= What to produce =
Tell me how many lines hold "name", please, using only the number.
* begin Data to process *
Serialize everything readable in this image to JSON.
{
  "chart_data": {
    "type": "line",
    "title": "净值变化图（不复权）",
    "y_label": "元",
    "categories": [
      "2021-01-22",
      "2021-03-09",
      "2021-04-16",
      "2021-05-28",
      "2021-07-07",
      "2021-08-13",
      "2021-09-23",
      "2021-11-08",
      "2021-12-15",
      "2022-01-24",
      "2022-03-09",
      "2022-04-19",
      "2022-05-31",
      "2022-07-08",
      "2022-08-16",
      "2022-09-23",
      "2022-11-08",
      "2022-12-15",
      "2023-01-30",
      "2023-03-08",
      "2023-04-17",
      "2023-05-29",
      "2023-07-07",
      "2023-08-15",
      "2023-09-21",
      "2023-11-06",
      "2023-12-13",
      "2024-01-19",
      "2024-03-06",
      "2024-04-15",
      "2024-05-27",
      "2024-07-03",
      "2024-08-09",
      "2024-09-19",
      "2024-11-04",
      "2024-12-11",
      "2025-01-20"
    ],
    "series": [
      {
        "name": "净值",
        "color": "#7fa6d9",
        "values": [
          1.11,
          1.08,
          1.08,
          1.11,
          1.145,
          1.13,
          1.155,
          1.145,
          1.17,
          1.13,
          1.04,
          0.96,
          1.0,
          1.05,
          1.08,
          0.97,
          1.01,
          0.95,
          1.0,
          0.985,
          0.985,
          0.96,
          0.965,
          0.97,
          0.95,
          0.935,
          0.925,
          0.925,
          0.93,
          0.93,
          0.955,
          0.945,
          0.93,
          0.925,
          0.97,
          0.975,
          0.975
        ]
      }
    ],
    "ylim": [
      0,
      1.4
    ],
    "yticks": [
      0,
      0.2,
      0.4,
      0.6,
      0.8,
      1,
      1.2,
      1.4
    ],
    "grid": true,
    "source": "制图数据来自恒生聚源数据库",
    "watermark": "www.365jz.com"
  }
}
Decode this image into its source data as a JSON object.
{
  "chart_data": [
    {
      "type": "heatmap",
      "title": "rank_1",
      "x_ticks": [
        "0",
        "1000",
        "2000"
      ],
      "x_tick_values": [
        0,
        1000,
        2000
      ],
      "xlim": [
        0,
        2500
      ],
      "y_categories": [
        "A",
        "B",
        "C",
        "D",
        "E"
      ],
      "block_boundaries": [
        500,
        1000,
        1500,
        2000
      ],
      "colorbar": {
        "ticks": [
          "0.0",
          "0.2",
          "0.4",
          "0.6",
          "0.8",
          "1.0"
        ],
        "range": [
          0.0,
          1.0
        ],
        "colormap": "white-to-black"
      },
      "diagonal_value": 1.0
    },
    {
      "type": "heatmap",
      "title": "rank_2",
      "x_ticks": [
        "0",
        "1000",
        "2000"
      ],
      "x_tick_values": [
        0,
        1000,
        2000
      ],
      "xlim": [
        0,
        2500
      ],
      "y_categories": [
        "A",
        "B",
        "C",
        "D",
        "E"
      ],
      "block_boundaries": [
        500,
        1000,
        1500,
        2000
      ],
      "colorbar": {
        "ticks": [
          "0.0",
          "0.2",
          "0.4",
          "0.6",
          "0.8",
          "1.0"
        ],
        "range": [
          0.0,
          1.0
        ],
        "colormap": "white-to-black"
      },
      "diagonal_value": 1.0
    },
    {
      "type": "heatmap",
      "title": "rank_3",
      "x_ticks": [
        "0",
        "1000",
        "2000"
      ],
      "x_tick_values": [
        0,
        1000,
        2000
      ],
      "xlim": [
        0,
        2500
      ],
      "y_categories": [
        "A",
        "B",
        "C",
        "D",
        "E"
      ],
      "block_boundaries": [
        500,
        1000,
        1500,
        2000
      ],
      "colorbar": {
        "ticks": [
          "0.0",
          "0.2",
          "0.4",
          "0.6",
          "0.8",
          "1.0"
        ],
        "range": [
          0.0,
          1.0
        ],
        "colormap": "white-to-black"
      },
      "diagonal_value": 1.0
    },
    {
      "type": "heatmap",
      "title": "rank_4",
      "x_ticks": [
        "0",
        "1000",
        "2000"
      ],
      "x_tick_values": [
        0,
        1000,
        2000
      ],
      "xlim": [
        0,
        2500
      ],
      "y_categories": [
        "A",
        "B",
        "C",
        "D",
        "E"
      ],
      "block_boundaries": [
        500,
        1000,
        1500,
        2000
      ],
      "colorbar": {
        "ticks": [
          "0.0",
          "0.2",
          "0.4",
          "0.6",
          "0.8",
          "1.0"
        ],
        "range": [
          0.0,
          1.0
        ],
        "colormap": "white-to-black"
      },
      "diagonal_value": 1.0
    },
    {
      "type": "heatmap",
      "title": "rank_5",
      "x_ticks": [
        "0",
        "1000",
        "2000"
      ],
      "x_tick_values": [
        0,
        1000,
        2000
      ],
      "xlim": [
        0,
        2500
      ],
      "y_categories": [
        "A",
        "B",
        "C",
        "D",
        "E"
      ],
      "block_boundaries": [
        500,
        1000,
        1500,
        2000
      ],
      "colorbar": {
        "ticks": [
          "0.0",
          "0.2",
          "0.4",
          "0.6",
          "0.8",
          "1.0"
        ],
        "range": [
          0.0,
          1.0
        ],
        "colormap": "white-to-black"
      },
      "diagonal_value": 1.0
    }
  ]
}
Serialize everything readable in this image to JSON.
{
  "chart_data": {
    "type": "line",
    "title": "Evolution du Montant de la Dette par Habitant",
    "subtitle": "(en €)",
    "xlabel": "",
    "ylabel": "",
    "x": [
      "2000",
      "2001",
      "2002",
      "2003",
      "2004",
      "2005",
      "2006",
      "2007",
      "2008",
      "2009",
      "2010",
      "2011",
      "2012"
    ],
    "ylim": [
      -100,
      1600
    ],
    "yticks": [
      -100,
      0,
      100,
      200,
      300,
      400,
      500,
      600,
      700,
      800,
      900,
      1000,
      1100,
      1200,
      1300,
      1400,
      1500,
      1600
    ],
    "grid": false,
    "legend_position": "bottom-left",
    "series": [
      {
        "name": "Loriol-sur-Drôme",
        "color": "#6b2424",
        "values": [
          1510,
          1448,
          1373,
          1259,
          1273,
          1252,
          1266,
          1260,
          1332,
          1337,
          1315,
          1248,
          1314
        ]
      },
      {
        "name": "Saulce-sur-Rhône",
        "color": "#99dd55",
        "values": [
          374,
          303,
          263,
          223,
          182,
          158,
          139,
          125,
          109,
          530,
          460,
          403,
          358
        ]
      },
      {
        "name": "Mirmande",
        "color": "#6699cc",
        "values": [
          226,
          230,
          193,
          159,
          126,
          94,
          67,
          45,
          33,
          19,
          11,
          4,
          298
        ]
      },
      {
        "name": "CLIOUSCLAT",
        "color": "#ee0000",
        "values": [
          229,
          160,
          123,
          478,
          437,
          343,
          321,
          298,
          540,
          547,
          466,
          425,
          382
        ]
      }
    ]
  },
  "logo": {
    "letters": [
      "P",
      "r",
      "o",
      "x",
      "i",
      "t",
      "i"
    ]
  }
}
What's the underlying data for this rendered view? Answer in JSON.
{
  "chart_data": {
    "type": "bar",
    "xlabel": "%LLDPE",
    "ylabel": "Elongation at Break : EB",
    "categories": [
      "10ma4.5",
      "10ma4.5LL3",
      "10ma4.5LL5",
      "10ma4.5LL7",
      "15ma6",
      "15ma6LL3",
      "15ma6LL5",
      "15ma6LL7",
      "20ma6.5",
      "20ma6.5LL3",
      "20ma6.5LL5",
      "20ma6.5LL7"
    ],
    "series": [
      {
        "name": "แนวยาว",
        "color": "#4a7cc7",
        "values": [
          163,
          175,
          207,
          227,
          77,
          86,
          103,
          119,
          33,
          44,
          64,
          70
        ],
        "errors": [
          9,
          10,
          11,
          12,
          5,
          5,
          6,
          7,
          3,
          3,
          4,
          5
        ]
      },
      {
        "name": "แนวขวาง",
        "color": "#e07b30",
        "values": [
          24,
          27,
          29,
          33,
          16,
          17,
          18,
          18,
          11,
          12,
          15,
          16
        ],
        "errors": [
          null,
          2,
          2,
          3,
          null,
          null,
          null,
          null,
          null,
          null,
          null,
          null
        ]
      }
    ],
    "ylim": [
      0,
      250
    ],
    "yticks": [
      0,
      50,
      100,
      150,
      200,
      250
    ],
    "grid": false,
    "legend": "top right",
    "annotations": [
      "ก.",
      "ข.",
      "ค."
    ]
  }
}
* end Data to process *
= Correct response =
7